» **问题陈述**: 请把从第一行起、一直到包含“- y-tick-label: 12: [76, 256, 95, 275]”的那一行为止的全部行原样重写一遍，首尾两行都要包括。

版面区域记录
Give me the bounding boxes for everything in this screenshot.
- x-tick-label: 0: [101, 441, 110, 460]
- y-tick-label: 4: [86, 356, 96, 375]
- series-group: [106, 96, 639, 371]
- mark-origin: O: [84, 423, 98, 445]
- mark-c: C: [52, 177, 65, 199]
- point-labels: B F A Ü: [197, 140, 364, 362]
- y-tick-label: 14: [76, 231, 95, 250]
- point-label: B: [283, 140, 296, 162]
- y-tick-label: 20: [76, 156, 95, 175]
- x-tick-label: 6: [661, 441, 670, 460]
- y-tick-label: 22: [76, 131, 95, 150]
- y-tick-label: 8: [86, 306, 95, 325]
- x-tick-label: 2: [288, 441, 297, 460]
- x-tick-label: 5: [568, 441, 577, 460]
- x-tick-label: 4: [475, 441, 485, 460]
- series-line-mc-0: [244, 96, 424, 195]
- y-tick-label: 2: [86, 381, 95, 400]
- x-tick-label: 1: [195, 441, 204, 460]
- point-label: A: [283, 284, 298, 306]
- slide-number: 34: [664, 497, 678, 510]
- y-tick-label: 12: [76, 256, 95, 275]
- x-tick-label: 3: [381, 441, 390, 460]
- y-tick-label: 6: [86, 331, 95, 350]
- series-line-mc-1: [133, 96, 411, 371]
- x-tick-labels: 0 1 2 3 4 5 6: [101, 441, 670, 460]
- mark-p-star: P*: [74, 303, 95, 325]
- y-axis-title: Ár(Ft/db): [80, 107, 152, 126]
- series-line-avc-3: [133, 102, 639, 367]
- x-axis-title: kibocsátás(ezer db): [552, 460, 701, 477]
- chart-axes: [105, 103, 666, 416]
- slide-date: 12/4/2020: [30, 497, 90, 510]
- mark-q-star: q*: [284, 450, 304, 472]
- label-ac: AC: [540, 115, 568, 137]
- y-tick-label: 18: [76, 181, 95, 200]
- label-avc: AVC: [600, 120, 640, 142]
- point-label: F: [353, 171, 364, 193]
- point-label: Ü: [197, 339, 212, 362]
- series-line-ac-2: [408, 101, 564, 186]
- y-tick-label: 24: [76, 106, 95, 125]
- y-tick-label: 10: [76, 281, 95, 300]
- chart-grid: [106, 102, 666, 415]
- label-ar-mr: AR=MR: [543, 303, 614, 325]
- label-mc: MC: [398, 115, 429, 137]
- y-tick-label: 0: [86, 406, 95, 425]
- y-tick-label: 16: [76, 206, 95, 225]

» **练习结果**:
Give me the bounding boxes for everything in this screenshot.
- x-tick-label: 0: [101, 441, 110, 460]
- y-tick-label: 4: [86, 356, 96, 375]
- series-group: [106, 96, 639, 371]
- mark-origin: O: [84, 423, 98, 445]
- mark-c: C: [52, 177, 65, 199]
- point-labels: B F A Ü: [197, 140, 364, 362]
- y-tick-label: 14: [76, 231, 95, 250]
- point-label: B: [283, 140, 296, 162]
- y-tick-label: 20: [76, 156, 95, 175]
- x-tick-label: 6: [661, 441, 670, 460]
- y-tick-label: 22: [76, 131, 95, 150]
- y-tick-label: 8: [86, 306, 95, 325]
- x-tick-label: 2: [288, 441, 297, 460]
- x-tick-label: 5: [568, 441, 577, 460]
- x-tick-label: 4: [475, 441, 485, 460]
- series-line-mc-0: [244, 96, 424, 195]
- y-tick-label: 2: [86, 381, 95, 400]
- x-tick-label: 1: [195, 441, 204, 460]
- point-label: A: [283, 284, 298, 306]
- slide-number: 34: [664, 497, 678, 510]
- y-tick-label: 12: [76, 256, 95, 275]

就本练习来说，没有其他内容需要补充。